◆ **Objective**: All lines featuring the string "atual" are to be listed.

◆ **Data for the task**:
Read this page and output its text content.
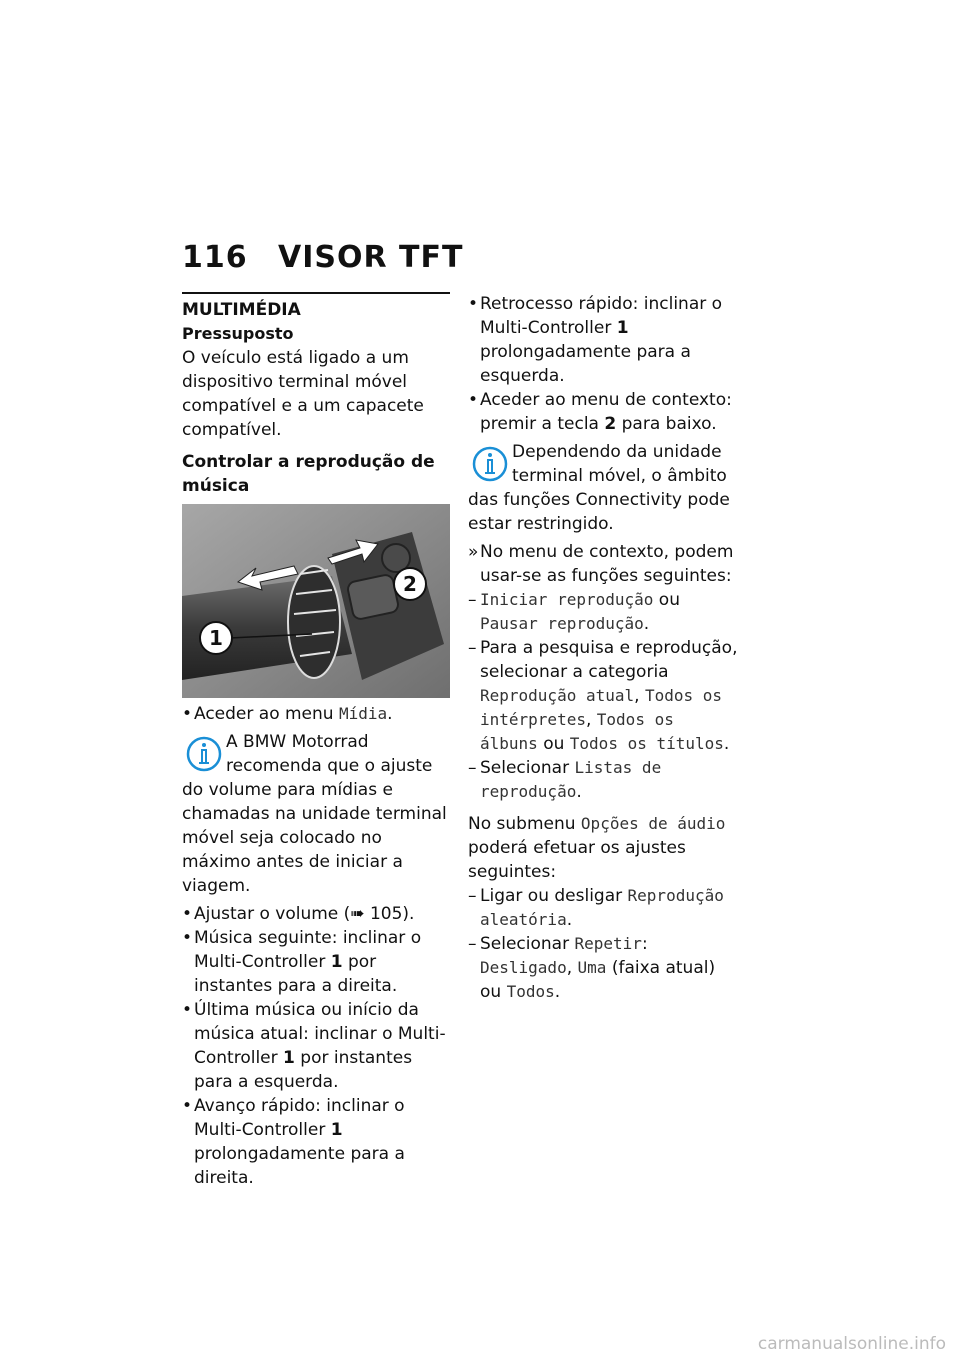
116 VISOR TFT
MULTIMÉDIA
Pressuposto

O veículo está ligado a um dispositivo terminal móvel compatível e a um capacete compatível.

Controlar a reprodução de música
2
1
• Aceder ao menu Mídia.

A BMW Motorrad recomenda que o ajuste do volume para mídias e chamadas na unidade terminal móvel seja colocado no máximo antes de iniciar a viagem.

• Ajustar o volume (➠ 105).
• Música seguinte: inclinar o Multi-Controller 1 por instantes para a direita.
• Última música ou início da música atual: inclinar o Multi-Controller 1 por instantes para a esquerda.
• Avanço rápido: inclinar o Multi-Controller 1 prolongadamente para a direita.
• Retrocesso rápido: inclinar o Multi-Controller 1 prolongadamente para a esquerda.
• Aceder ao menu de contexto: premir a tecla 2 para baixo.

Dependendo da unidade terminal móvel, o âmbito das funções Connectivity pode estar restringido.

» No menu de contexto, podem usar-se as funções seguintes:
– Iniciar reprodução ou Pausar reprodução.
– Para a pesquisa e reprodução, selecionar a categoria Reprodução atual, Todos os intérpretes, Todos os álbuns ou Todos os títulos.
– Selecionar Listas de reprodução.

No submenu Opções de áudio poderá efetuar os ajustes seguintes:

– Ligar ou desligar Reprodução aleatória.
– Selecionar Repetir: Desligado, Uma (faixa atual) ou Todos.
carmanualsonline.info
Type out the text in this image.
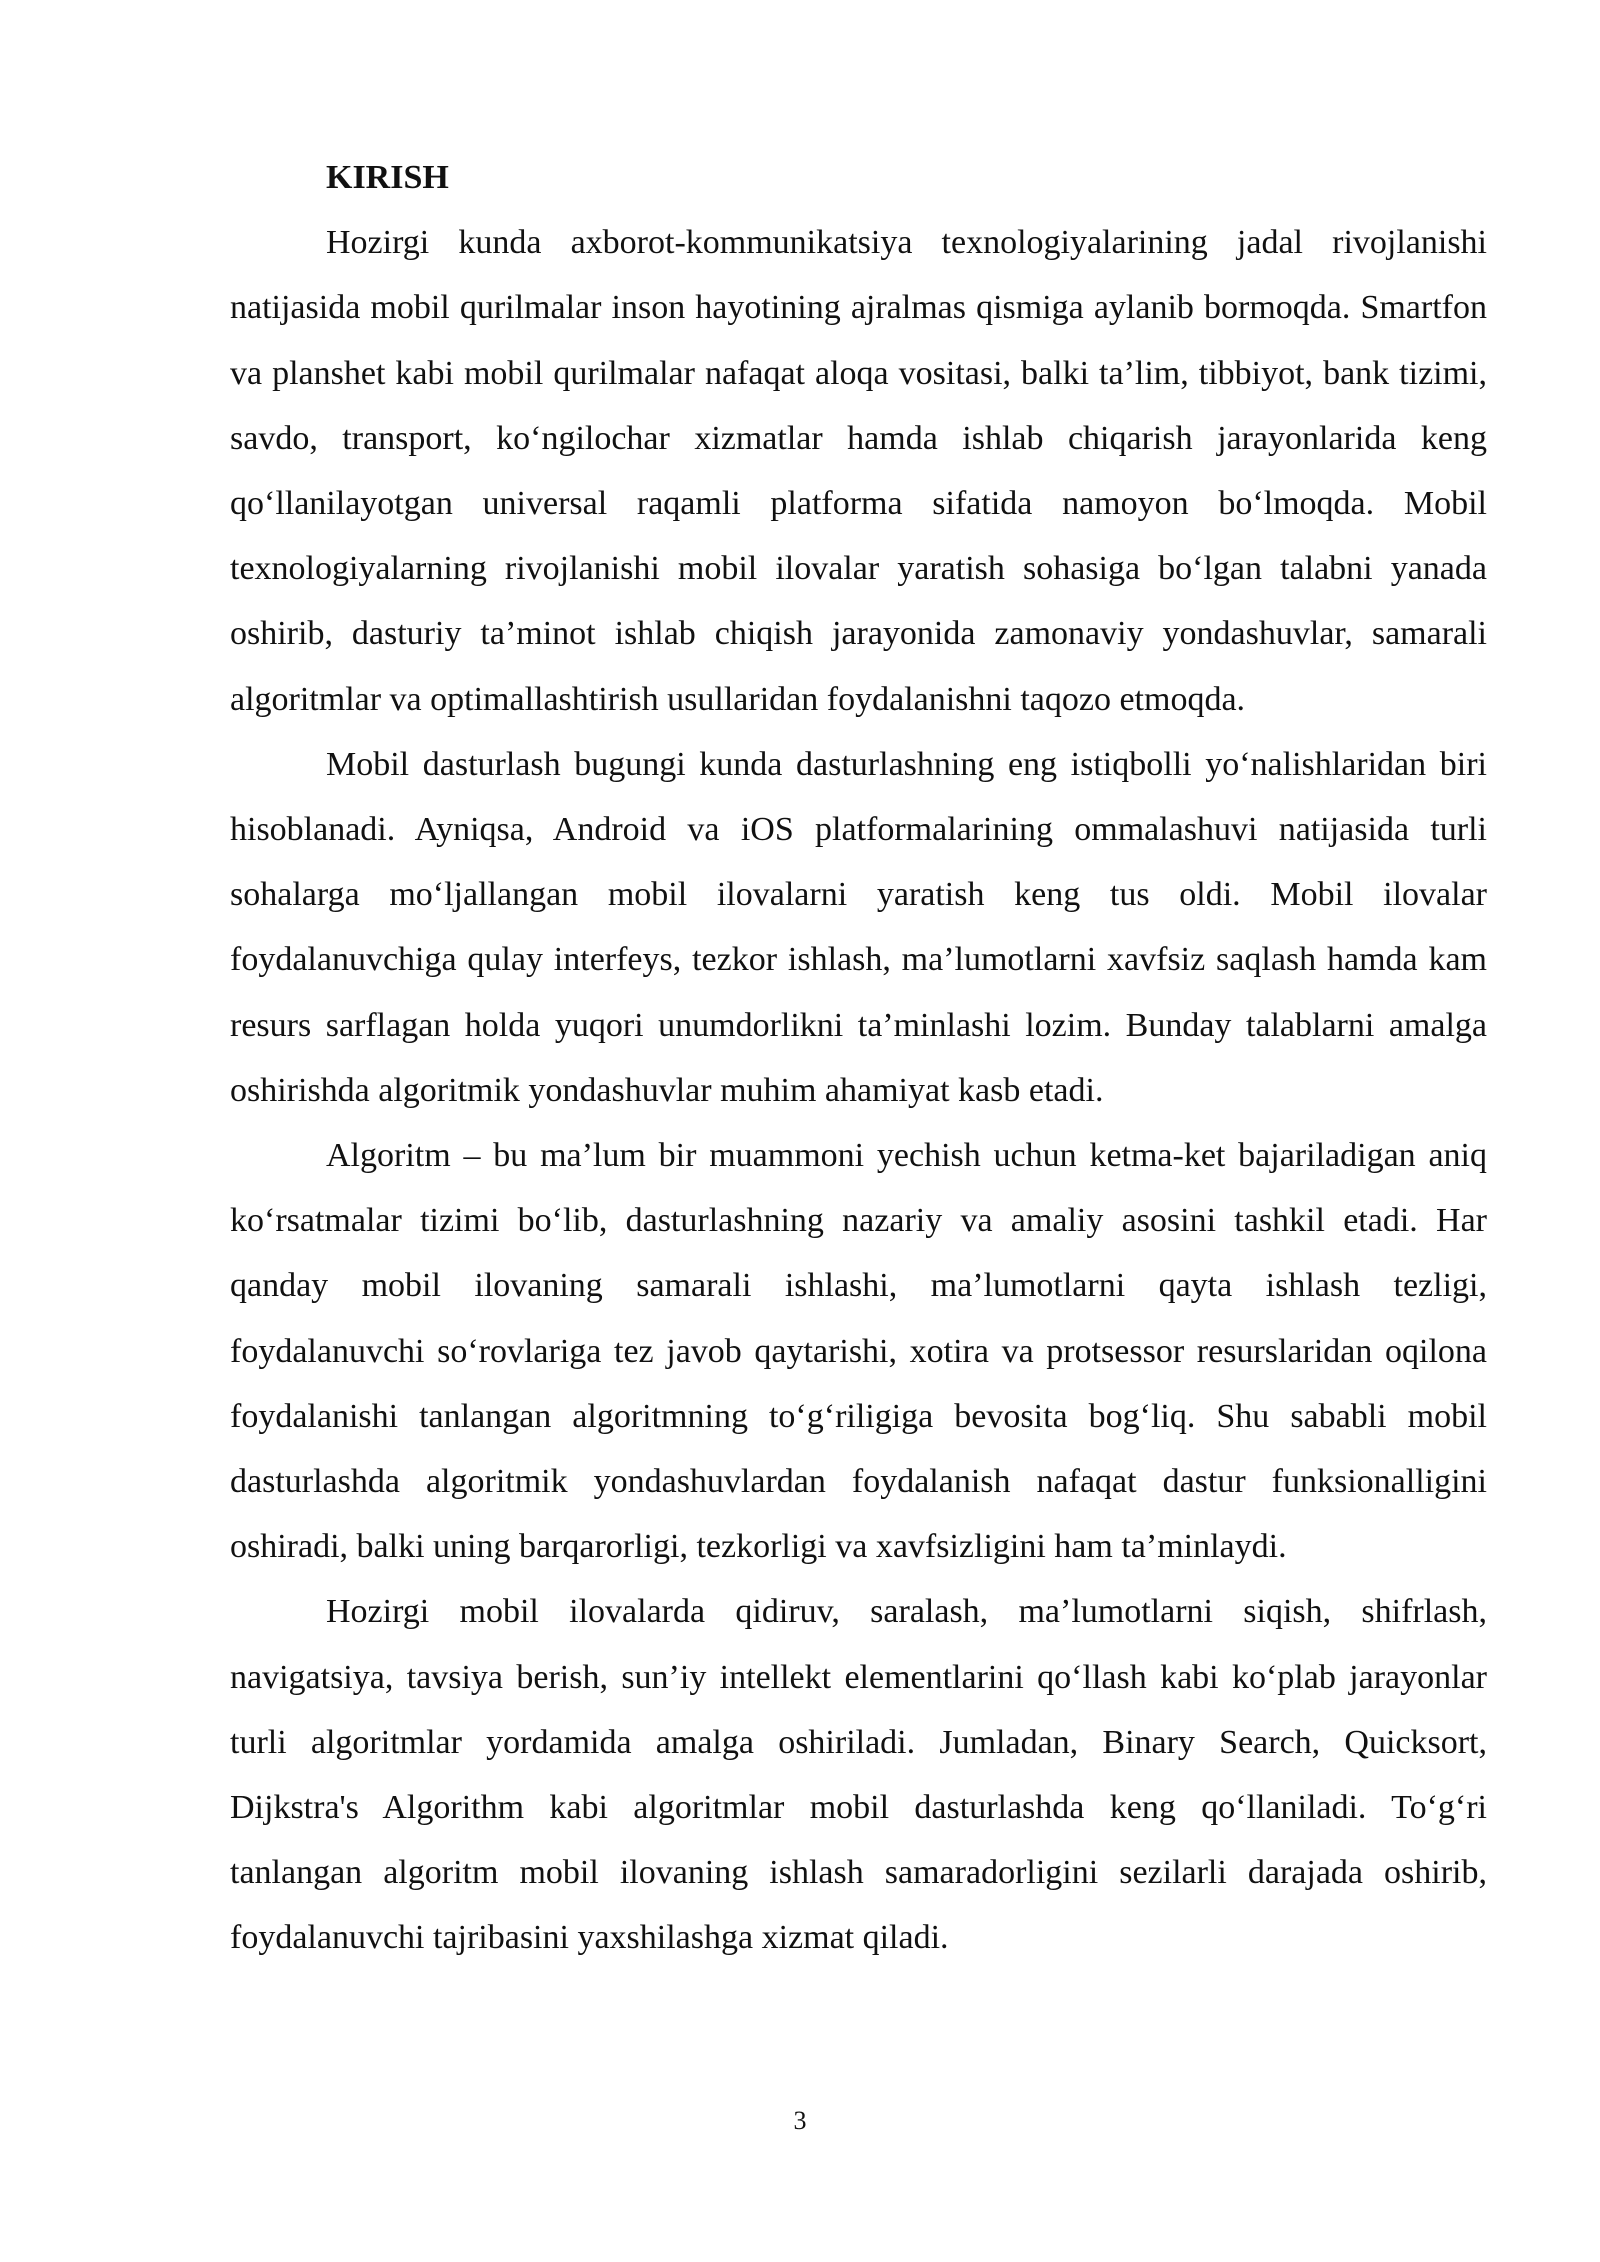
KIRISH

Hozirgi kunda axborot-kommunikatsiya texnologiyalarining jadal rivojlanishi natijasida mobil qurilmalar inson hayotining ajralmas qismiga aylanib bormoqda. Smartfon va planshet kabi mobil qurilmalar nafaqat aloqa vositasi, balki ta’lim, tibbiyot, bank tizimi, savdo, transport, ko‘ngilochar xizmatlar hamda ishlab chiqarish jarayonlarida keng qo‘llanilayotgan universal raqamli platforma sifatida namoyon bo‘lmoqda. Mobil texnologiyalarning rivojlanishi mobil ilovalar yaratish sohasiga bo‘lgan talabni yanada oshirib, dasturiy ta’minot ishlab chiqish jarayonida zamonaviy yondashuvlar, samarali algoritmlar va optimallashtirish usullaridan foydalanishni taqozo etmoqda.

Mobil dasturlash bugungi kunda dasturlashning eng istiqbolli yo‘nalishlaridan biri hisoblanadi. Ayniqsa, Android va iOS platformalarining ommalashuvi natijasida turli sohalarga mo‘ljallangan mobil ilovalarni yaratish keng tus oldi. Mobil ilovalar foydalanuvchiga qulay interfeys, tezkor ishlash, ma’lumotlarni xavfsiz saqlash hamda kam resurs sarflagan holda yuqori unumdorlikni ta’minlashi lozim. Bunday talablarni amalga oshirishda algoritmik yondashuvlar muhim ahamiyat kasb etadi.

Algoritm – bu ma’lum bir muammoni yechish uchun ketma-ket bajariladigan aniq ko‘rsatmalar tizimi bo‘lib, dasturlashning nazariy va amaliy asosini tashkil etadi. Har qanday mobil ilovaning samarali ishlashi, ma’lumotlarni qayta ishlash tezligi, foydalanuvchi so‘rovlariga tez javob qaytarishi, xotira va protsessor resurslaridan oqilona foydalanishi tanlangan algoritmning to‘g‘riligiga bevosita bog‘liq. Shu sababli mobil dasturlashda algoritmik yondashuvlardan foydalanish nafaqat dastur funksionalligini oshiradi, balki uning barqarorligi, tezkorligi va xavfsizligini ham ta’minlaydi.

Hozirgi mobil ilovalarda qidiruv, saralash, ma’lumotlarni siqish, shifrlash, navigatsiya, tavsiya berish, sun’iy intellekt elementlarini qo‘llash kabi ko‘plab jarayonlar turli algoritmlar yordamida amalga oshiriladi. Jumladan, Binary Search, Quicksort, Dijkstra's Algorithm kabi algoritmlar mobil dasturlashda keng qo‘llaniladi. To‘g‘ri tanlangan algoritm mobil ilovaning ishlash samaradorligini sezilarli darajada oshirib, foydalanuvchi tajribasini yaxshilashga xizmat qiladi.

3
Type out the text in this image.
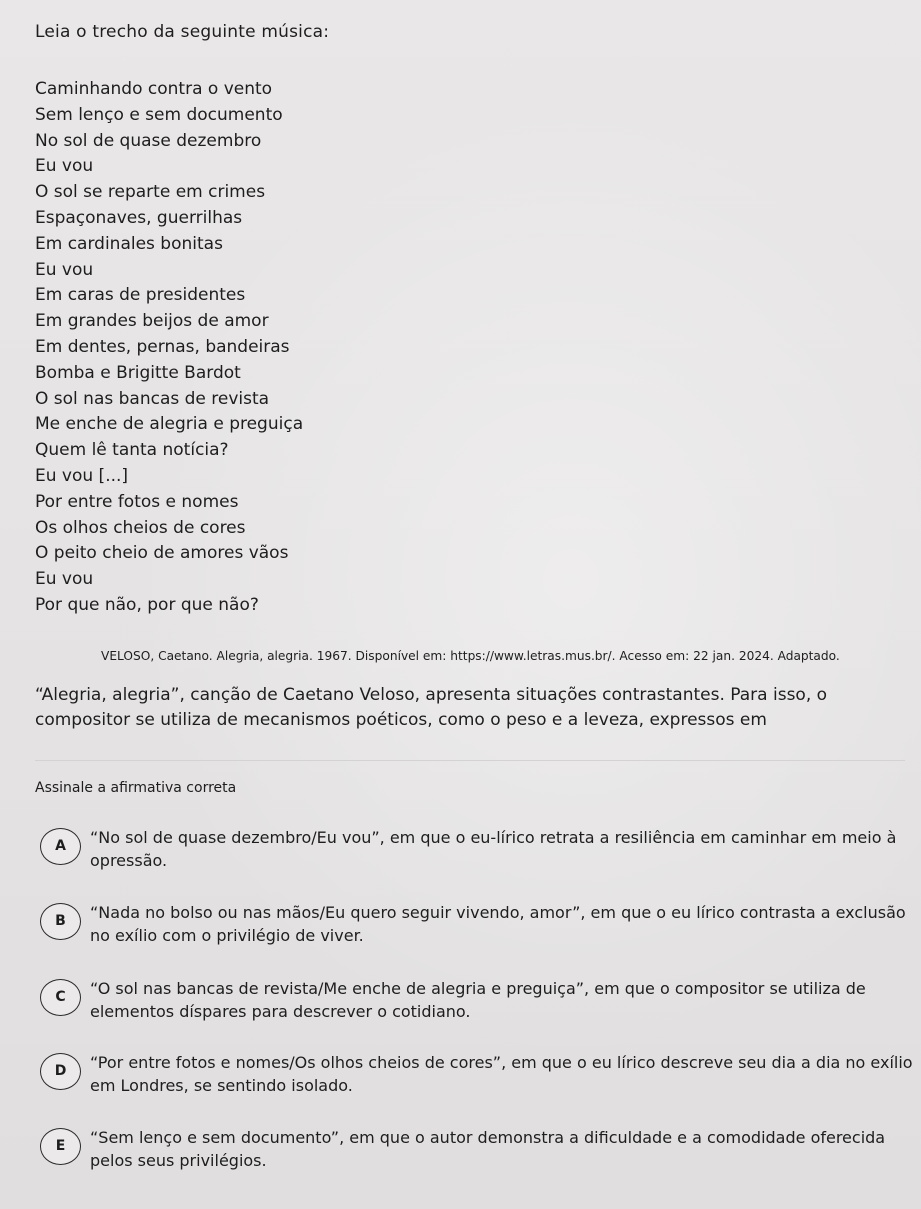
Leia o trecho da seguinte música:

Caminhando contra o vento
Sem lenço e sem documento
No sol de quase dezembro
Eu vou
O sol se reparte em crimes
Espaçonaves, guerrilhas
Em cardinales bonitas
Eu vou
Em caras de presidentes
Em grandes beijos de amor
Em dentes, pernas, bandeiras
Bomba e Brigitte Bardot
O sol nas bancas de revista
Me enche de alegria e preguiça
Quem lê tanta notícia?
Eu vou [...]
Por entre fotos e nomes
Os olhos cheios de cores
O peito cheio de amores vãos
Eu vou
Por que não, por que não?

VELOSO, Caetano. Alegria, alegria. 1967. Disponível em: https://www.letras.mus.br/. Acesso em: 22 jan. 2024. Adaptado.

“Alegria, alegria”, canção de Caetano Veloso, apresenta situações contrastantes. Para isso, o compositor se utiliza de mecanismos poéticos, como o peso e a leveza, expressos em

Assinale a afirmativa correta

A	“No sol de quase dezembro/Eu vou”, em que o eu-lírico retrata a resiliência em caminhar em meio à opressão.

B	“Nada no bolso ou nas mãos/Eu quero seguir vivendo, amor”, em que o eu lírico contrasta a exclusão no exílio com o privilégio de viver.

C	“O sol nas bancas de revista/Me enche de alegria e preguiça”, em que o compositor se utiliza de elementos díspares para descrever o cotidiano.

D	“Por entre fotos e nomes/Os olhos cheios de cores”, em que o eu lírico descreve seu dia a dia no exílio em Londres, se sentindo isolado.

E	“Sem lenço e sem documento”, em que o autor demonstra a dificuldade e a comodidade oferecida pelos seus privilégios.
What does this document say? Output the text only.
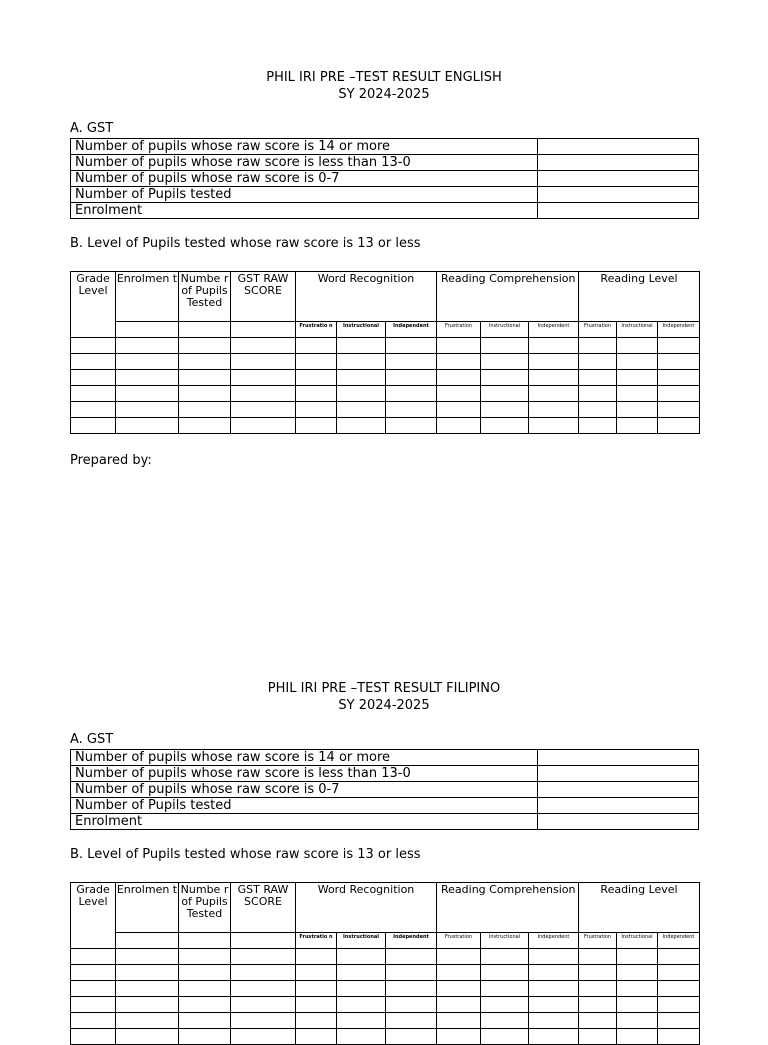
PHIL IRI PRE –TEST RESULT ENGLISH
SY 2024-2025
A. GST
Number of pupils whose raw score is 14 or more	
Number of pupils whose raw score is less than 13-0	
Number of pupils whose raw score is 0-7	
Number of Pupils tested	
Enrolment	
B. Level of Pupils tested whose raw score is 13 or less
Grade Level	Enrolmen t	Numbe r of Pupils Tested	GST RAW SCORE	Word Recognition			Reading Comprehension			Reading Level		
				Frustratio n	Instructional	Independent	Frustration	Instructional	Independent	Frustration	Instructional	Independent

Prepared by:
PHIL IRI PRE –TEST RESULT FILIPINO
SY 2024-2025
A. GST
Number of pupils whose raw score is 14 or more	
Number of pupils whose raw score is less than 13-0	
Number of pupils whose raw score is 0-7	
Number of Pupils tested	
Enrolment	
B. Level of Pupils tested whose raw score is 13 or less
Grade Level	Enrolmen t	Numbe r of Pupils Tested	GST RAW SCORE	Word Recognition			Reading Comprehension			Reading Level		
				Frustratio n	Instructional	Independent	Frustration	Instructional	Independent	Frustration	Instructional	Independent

◆ **Correct output**:
• Última música ou início da música atual: inclinar o Multi-Controller 1 por instantes para a esquerda.
– Para a pesquisa e reprodução, selecionar a categoria Reprodução atual, Todos os intérpretes, Todos os álbuns ou Todos os títulos.
– Selecionar Repetir: Desligado, Uma (faixa atual) ou Todos.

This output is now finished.